Goal of the exercise
Go over the entries below line by line, copying each one that contains the word "name".

[START OF The records]

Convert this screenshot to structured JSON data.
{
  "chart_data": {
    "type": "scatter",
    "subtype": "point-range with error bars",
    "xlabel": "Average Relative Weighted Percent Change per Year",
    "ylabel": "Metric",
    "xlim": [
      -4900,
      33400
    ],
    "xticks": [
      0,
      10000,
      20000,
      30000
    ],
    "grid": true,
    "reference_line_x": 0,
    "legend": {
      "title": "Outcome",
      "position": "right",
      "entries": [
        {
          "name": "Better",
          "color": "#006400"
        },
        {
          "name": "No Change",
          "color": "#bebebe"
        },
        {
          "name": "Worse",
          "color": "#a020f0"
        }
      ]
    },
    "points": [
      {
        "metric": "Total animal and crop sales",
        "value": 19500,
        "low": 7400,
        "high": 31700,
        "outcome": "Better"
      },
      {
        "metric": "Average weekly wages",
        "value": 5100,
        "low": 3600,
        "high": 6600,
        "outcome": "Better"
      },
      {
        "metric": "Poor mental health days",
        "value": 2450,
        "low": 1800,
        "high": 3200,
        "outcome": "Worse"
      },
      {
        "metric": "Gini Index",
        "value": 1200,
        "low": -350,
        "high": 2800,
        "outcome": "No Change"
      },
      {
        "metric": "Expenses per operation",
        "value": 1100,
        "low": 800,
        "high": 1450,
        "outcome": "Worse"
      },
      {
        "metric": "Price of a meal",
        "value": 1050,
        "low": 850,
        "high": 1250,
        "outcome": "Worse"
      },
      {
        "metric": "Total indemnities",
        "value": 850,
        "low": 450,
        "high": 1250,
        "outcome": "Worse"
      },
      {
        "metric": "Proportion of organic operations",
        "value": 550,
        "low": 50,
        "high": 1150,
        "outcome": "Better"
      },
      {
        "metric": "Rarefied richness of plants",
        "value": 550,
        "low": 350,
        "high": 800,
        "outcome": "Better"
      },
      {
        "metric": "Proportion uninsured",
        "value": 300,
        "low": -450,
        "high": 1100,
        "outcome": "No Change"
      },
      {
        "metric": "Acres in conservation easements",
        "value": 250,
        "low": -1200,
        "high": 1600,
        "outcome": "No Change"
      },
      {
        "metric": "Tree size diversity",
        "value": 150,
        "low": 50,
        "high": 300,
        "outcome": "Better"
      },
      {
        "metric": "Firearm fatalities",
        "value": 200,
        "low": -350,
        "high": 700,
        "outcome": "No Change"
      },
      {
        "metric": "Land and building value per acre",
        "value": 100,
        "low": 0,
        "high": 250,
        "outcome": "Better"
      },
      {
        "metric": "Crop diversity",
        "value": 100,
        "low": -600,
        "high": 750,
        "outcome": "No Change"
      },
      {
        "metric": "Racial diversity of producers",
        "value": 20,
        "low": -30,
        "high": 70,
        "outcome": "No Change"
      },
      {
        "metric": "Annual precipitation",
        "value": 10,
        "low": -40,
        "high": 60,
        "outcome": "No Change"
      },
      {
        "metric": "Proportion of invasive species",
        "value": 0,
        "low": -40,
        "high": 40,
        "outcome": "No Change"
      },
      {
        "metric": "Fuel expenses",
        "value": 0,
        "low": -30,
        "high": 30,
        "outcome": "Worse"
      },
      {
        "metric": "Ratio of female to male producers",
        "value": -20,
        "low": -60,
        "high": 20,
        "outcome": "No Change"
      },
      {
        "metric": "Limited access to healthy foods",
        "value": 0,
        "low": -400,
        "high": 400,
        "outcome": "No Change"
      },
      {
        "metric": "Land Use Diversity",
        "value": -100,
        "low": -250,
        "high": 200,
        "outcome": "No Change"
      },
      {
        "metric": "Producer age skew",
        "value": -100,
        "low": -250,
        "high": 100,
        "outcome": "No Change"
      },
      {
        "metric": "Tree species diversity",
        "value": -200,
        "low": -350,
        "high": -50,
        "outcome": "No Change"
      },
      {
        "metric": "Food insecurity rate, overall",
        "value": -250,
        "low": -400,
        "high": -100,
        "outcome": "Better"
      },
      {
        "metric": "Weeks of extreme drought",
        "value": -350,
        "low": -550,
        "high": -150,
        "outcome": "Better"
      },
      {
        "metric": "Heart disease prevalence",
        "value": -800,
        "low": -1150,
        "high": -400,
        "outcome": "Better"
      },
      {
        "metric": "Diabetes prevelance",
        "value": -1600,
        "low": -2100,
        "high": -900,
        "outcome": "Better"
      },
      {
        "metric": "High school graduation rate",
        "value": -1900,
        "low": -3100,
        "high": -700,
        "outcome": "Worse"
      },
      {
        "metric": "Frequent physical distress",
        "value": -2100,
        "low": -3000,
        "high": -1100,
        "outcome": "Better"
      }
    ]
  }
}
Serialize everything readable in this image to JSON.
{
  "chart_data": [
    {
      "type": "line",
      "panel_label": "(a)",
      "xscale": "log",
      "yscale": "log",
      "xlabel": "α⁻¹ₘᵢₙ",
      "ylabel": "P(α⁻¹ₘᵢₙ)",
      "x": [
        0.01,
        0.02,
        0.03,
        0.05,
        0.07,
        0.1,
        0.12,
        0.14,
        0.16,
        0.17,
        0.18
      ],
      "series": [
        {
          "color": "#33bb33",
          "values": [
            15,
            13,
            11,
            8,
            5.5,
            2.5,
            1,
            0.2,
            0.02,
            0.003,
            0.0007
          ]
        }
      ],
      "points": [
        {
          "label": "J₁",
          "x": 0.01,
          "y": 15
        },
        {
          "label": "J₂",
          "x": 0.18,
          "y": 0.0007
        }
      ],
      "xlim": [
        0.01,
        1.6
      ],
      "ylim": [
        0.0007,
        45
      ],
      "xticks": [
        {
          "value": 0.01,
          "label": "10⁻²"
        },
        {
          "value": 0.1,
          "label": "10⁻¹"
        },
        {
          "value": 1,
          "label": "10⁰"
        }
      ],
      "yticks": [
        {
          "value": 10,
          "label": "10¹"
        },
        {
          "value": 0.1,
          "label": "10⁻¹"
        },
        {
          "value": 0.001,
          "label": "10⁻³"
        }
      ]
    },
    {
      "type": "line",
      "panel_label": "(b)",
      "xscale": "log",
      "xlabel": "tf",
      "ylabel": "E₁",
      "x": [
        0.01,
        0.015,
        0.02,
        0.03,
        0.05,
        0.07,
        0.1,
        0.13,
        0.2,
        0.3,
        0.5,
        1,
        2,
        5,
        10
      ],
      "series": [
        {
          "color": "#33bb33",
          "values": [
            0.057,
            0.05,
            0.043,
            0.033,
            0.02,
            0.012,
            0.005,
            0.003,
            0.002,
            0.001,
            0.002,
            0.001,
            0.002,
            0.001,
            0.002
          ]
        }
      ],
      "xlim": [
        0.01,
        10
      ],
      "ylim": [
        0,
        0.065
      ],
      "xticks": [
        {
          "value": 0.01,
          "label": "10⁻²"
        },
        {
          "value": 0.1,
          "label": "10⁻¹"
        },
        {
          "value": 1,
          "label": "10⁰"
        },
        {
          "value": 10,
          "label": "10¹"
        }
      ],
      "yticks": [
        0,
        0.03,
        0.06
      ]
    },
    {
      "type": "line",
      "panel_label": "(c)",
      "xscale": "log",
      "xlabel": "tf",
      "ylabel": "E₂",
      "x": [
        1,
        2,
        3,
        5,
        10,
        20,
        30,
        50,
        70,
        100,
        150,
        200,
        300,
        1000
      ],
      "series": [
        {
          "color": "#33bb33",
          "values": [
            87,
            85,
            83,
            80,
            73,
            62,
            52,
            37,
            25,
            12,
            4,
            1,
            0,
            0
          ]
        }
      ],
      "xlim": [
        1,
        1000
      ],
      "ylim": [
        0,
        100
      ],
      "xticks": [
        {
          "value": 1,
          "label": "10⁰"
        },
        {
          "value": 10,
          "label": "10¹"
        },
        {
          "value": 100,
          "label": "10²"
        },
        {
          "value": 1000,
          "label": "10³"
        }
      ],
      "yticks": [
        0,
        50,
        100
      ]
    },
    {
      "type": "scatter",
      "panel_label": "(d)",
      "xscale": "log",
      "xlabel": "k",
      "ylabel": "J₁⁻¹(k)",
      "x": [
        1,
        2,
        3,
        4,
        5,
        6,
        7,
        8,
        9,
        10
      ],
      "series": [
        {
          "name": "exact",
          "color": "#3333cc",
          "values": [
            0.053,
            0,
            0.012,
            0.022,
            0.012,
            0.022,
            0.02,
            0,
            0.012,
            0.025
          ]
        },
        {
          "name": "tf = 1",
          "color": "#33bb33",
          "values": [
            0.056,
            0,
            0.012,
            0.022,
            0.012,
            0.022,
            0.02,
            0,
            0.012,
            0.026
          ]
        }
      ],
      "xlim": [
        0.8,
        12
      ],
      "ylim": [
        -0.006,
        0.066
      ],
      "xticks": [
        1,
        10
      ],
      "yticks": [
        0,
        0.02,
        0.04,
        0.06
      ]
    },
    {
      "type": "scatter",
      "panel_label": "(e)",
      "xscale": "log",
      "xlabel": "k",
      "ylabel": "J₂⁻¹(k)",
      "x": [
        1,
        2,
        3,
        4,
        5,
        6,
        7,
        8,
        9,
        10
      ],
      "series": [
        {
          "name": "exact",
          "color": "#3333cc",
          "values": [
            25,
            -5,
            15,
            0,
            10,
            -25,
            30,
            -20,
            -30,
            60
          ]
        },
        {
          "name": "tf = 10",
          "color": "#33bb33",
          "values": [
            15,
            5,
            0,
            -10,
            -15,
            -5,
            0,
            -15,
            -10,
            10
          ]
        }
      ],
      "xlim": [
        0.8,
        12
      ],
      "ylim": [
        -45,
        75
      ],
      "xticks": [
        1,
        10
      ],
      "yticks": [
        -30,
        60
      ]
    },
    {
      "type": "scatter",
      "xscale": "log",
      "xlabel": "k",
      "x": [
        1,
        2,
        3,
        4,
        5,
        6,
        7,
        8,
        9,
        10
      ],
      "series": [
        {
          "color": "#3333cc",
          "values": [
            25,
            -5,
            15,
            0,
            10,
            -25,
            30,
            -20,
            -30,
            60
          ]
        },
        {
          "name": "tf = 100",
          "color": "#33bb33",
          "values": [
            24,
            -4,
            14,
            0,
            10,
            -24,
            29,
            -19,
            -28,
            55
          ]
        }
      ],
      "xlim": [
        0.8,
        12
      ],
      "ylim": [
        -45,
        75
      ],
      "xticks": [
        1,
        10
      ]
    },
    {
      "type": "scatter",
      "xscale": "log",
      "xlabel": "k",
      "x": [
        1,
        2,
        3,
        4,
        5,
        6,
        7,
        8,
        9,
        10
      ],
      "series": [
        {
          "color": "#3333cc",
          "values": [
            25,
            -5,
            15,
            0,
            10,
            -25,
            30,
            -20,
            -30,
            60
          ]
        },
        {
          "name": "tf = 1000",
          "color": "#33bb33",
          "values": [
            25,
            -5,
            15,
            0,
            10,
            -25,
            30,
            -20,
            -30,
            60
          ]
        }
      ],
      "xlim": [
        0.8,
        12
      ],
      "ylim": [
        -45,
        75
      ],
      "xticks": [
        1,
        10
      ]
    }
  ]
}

[END OF The records]

Solution
          "name": "Better",
          "name": "No Change",
          "name": "Worse",
          "name": "exact",
          "name": "tf = 1",
          "name": "exact",
          "name": "tf = 10",
          "name": "tf = 100",
          "name": "tf = 1000",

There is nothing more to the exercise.